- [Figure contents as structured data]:

■ ■ ■ ■ ■ ■ ■

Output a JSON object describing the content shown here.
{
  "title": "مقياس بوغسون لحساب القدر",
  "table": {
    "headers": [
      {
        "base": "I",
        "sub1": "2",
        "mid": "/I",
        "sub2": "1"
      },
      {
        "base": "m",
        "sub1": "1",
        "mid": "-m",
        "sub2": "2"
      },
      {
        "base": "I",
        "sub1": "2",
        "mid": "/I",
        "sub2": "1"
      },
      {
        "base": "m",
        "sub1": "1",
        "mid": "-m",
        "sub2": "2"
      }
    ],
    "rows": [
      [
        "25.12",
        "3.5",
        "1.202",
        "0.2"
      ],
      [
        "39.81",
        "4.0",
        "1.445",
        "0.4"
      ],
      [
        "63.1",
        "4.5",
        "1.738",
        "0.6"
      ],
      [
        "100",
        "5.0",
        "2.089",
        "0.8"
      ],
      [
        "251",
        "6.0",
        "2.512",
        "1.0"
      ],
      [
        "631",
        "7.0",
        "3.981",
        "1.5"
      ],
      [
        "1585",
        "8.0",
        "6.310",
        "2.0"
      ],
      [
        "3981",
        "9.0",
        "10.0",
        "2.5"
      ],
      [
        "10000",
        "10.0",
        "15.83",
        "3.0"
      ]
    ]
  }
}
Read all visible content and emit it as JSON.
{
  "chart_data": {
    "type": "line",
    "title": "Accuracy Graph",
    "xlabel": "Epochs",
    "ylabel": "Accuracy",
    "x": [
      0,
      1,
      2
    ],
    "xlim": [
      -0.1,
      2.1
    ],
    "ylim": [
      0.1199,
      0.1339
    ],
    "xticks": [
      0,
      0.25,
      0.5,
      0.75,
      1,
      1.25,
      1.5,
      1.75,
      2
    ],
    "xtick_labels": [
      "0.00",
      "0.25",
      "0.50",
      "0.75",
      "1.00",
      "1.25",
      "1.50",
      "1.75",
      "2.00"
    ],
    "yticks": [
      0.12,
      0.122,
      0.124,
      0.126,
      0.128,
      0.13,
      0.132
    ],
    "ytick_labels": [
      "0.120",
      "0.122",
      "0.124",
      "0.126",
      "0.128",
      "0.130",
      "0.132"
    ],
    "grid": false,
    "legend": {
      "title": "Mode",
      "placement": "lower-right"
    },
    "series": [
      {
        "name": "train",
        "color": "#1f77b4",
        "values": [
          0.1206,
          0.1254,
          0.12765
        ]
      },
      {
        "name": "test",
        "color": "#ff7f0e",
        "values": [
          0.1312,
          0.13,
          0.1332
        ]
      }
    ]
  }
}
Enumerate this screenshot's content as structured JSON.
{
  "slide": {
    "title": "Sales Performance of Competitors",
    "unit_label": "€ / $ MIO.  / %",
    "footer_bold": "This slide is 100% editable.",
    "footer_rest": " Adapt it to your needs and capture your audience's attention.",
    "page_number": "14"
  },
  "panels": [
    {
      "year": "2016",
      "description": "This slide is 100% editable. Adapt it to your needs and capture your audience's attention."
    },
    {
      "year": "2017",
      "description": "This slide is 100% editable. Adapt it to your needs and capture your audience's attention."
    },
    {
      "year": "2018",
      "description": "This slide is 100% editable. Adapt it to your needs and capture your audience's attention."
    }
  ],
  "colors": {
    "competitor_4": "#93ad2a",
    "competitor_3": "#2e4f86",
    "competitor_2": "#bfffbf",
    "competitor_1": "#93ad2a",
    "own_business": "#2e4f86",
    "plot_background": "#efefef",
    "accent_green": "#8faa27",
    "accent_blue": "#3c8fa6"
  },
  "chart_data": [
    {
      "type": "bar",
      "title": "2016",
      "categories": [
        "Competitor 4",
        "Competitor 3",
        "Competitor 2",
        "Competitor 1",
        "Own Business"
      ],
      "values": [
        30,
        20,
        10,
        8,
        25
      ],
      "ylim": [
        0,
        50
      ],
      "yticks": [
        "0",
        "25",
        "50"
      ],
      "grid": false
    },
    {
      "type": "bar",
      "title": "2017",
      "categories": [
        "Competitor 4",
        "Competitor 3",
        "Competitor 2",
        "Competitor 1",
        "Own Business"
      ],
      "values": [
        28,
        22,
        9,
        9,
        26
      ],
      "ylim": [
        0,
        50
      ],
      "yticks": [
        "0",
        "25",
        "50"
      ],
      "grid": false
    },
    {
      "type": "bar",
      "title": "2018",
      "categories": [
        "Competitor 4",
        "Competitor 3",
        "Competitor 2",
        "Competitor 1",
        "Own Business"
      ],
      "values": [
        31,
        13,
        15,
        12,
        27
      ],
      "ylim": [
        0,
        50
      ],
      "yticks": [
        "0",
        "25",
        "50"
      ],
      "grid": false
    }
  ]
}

■ ■ ■ ■ ■ ■ ■

- [DIRECTION]:
Transcribe every entry exactly, omitting nothing.

- [TASK RESPONSE]:
Output a JSON object describing the content shown here.
{
  "title": "مقياس بوغسون لحساب القدر",
  "table": {
    "headers": [
      {
        "base": "I",
        "sub1": "2",
        "mid": "/I",
        "sub2": "1"
      },
      {
        "base": "m",
        "sub1": "1",
        "mid": "-m",
        "sub2": "2"
      },
      {
        "base": "I",
        "sub1": "2",
        "mid": "/I",
        "sub2": "1"
      },
      {
        "base": "m",
        "sub1": "1",
        "mid": "-m",
        "sub2": "2"
      }
    ],
    "rows": [
      [
        "25.12",
        "3.5",
        "1.202",
        "0.2"
      ],
      [
        "39.81",
        "4.0",
        "1.445",
        "0.4"
      ],
      [
        "63.1",
        "4.5",
        "1.738",
        "0.6"
      ],
      [
        "100",
        "5.0",
        "2.089",
        "0.8"
      ],
      [
        "251",
        "6.0",
        "2.512",
        "1.0"
      ],
      [
        "631",
        "7.0",
        "3.981",
        "1.5"
      ],
      [
        "1585",
        "8.0",
        "6.310",
        "2.0"
      ],
      [
        "3981",
        "9.0",
        "10.0",
        "2.5"
      ],
      [
        "10000",
        "10.0",
        "15.83",
        "3.0"
      ]
    ]
  }
}
Read all visible content and emit it as JSON.
{
  "chart_data": {
    "type": "line",
    "title": "Accuracy Graph",
    "xlabel": "Epochs",
    "ylabel": "Accuracy",
    "x": [
      0,
      1,
      2
    ],
    "xlim": [
      -0.1,
      2.1
    ],
    "ylim": [
      0.1199,
      0.1339
    ],
    "xticks": [
      0,
      0.25,
      0.5,
      0.75,
      1,
      1.25,
      1.5,
      1.75,
      2
    ],
    "xtick_labels": [
      "0.00",
      "0.25",
      "0.50",
      "0.75",
      "1.00",
      "1.25",
      "1.50",
      "1.75",
      "2.00"
    ],
    "yticks": [
      0.12,
      0.122,
      0.124,
      0.126,
      0.128,
      0.13,
      0.132
    ],
    "ytick_labels": [
      "0.120",
      "0.122",
      "0.124",
      "0.126",
      "0.128",
      "0.130",
      "0.132"
    ],
    "grid": false,
    "legend": {
      "title": "Mode",
      "placement": "lower-right"
    },
    "series": [
      {
        "name": "train",
        "color": "#1f77b4",
        "values": [
          0.1206,
          0.1254,
          0.12765
        ]
      },
      {
        "name": "test",
        "color": "#ff7f0e",
        "values": [
          0.1312,
          0.13,
          0.1332
        ]
      }
    ]
  }
}
Enumerate this screenshot's content as structured JSON.
{
  "slide": {
    "title": "Sales Performance of Competitors",
    "unit_label": "€ / $ MIO.  / %",
    "footer_bold": "This slide is 100% editable.",
    "footer_rest": " Adapt it to your needs and capture your audience's attention.",
    "page_number": "14"
  },
  "panels": [
    {
      "year": "2016",
      "description": "This slide is 100% editable. Adapt it to your needs and capture your audience's attention."
    },
    {
      "year": "2017",
      "description": "This slide is 100% editable. Adapt it to your needs and capture your audience's attention."
    },
    {
      "year": "2018",
      "description": "This slide is 100% editable. Adapt it to your needs and capture your audience's attention."
    }
  ],
  "colors": {
    "competitor_4": "#93ad2a",
    "competitor_3": "#2e4f86",
    "competitor_2": "#bfffbf",
    "competitor_1": "#93ad2a",
    "own_business": "#2e4f86",
    "plot_background": "#efefef",
    "accent_green": "#8faa27",
    "accent_blue": "#3c8fa6"
  },
  "chart_data": [
    {
      "type": "bar",
      "title": "2016",
      "categories": [
        "Competitor 4",
        "Competitor 3",
        "Competitor 2",
        "Competitor 1",
        "Own Business"
      ],
      "values": [
        30,
        20,
        10,
        8,
        25
      ],
      "ylim": [
        0,
        50
      ],
      "yticks": [
        "0",
        "25",
        "50"
      ],
      "grid": false
    },
    {
      "type": "bar",
      "title": "2017",
      "categories": [
        "Competitor 4",
        "Competitor 3",
        "Competitor 2",
        "Competitor 1",
        "Own Business"
      ],
      "values": [
        28,
        22,
        9,
        9,
        26
      ],
      "ylim": [
        0,
        50
      ],
      "yticks": [
        "0",
        "25",
        "50"
      ],
      "grid": false
    },
    {
      "type": "bar",
      "title": "2018",
      "categories": [
        "Competitor 4",
        "Competitor 3",
        "Competitor 2",
        "Competitor 1",
        "Own Business"
      ],
      "values": [
        31,
        13,
        15,
        12,
        27
      ],
      "ylim": [
        0,
        50
      ],
      "yticks": [
        "0",
        "25",
        "50"
      ],
      "grid": false
    }
  ]
}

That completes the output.